Directive
From the listing below, extract every line containing "CHECKSCAM".

Exercise inputs

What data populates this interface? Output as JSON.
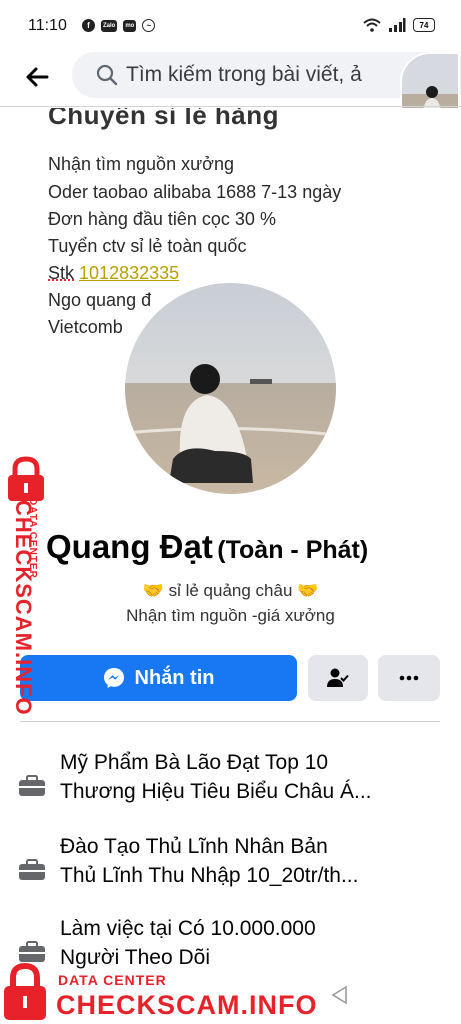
{
  "status_bar": {
    "time": "11:10",
    "battery": "74",
    "app_icons": [
      "facebook-icon",
      "zalo-icon",
      "momo-icon",
      "messenger-icon"
    ]
  },
  "search": {
    "placeholder": "Tìm kiếm trong bài viết, ả"
  },
  "cover": {
    "title": "Chuyên sỉ lẻ hàng",
    "lines": [
      "Nhận tìm nguồn xưởng",
      "Oder taobao alibaba 1688  7-13 ngày",
      "Đơn hàng đầu tiên cọc 30 %",
      "Tuyển ctv sỉ lẻ toàn quốc"
    ],
    "stk_label": "Stk",
    "stk_number": "1012832335",
    "line_name": "Ngo quang đ",
    "line_bank": "Vietcomb"
  },
  "profile": {
    "name": "Quang Đạt",
    "alt_name": "(Toàn - Phát)",
    "bio_line1": "🤝  sỉ lẻ quảng châu 🤝",
    "bio_line2": "Nhận tìm nguồn -giá xưởng"
  },
  "actions": {
    "message_label": "Nhắn tin"
  },
  "details": [
    {
      "line1": "Mỹ Phẩm Bà Lão Đạt Top 10",
      "line2": "Thương Hiệu Tiêu Biểu Châu Á..."
    },
    {
      "line1": "Đào Tạo Thủ Lĩnh Nhân Bản",
      "line2": "Thủ Lĩnh Thu Nhập 10_20tr/th..."
    },
    {
      "line1": "Làm việc tại Có 10.000.000",
      "line2": "Người Theo Dõi"
    }
  ],
  "watermark": {
    "side_text": "CHECKSCAM.INFO",
    "side_sub": "DATA CENTER",
    "bottom_sub": "DATA CENTER",
    "bottom_text": "CHECKSCAM.INFO"
  },
  "colors": {
    "accent": "#1877f2",
    "watermark": "#e8222a",
    "button_bg": "#e4e6eb"
  }
}
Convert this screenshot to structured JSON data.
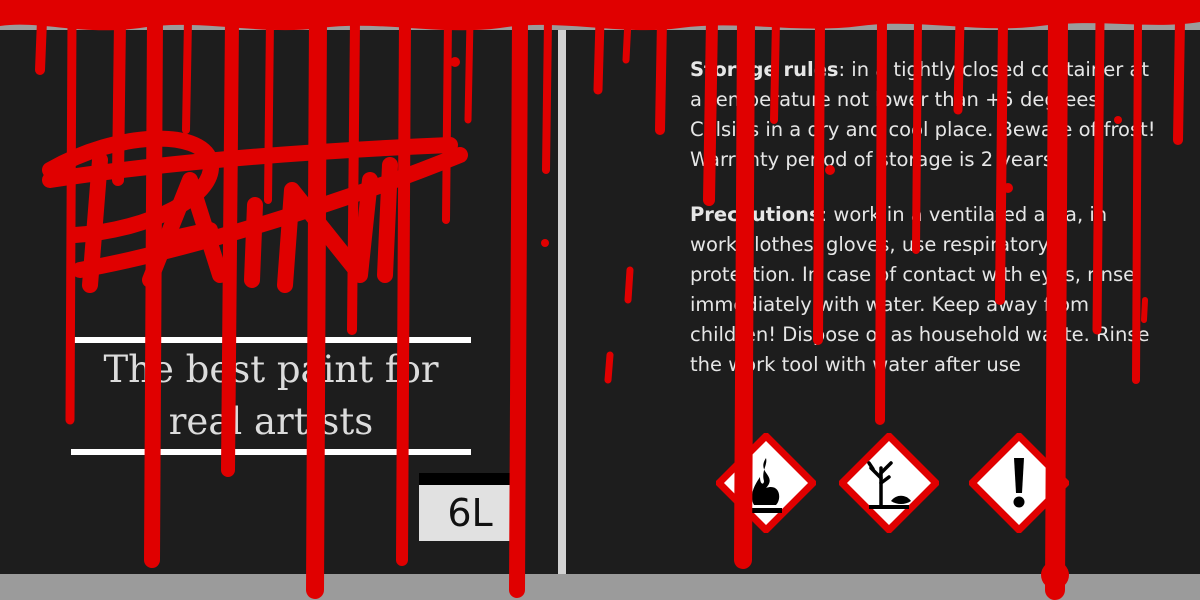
{
  "logo": {
    "text": "PAINT"
  },
  "tagline": {
    "text": "The best paint for\nreal artists"
  },
  "volume": {
    "label": "6L"
  },
  "storage": {
    "heading": "Storage rules",
    "body": ": in a tightly closed container at a temperature not lower than +5 degrees Celsius in a dry and cool place. Beware of frost! Warranty period of storage is 2 years."
  },
  "precautions": {
    "heading": "Precautions",
    "body": ": work in a ventilated area, in work clothes, gloves, use respiratory protection. In case of contact with eyes, rinse immediately with water. Keep away from children! Dispose of as household waste. Rinse the work tool with water after use"
  },
  "hazards": [
    "flame-icon",
    "environment-hazard-icon",
    "exclamation-icon"
  ],
  "colors": {
    "background": "#1d1d1d",
    "frame": "#9b9b9b",
    "paint_red": "#e00000",
    "text": "#e6e6e6",
    "divider": "#d2d2d2"
  }
}
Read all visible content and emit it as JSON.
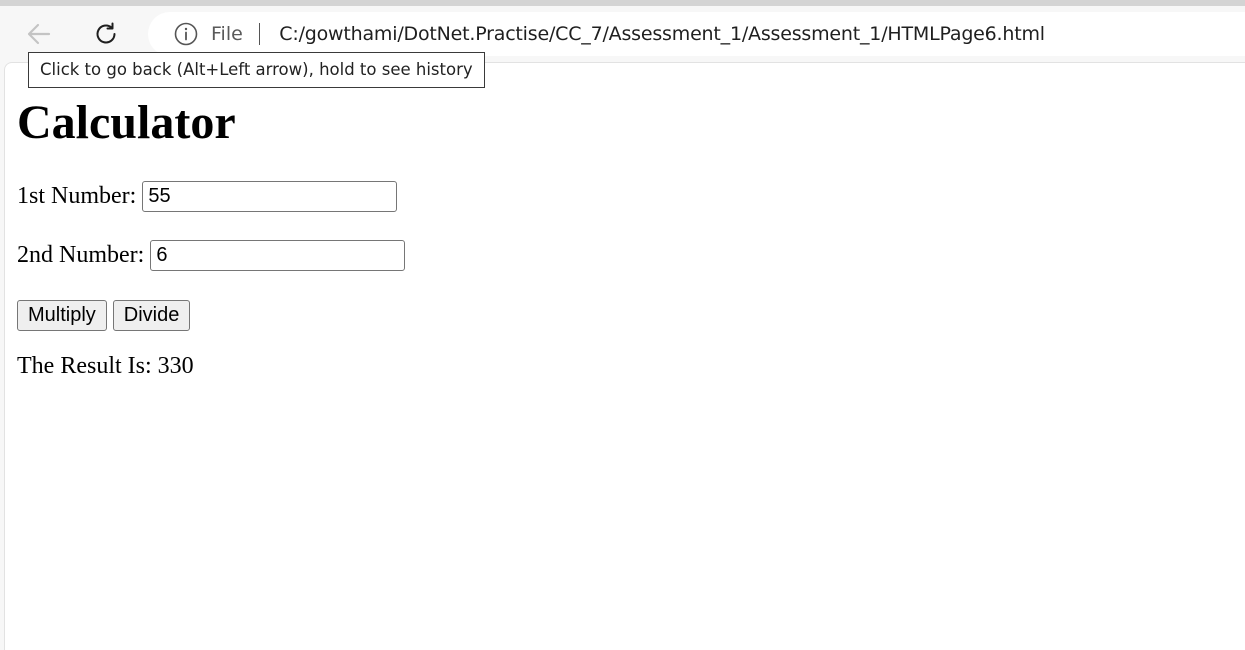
{
  "browser": {
    "back_tooltip": "Click to go back (Alt+Left arrow), hold to see history",
    "scheme_label": "File",
    "url": "C:/gowthami/DotNet.Practise/CC_7/Assessment_1/Assessment_1/HTMLPage6.html",
    "icons": {
      "back": "arrow-left-icon",
      "reload": "reload-icon",
      "info": "info-icon"
    }
  },
  "page": {
    "title": "Calculator",
    "fields": [
      {
        "label": "1st Number:",
        "value": "55"
      },
      {
        "label": "2nd Number:",
        "value": "6"
      }
    ],
    "buttons": {
      "multiply": "Multiply",
      "divide": "Divide"
    },
    "result_label": "The Result Is:",
    "result_value": "330"
  }
}
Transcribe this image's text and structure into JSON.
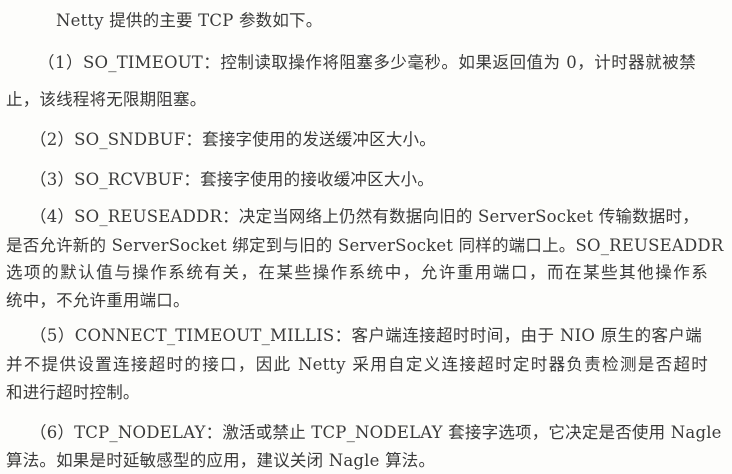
{
  "intro": "Netty 提供的主要 TCP 参数如下。",
  "paragraphs": [
    {
      "lines": [
        "（1）SO_TIMEOUT：控制读取操作将阻塞多少毫秒。如果返回值为 0，计时器就被禁",
        "止，该线程将无限期阻塞。"
      ]
    },
    {
      "lines": [
        "（2）SO_SNDBUF：套接字使用的发送缓冲区大小。"
      ]
    },
    {
      "lines": [
        "（3）SO_RCVBUF：套接字使用的接收缓冲区大小。"
      ]
    },
    {
      "lines": [
        "（4）SO_REUSEADDR：决定当网络上仍然有数据向旧的 ServerSocket 传输数据时，",
        "是否允许新的 ServerSocket 绑定到与旧的 ServerSocket 同样的端口上。SO_REUSEADDR",
        "选项的默认值与操作系统有关，在某些操作系统中，允许重用端口，而在某些其他操作系",
        "统中，不允许重用端口。"
      ]
    },
    {
      "lines": [
        "（5）CONNECT_TIMEOUT_MILLIS：客户端连接超时时间，由于 NIO 原生的客户端",
        "并不提供设置连接超时的接口，因此 Netty 采用自定义连接超时定时器负责检测是否超时",
        "和进行超时控制。"
      ]
    },
    {
      "lines": [
        "（6）TCP_NODELAY：激活或禁止 TCP_NODELAY 套接字选项，它决定是否使用 Nagle",
        "算法。如果是时延敏感型的应用，建议关闭 Nagle 算法。"
      ]
    }
  ]
}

Task answer
    "side_text": "CHECKSCAM.INFO",
    "bottom_text": "CHECKSCAM.INFO"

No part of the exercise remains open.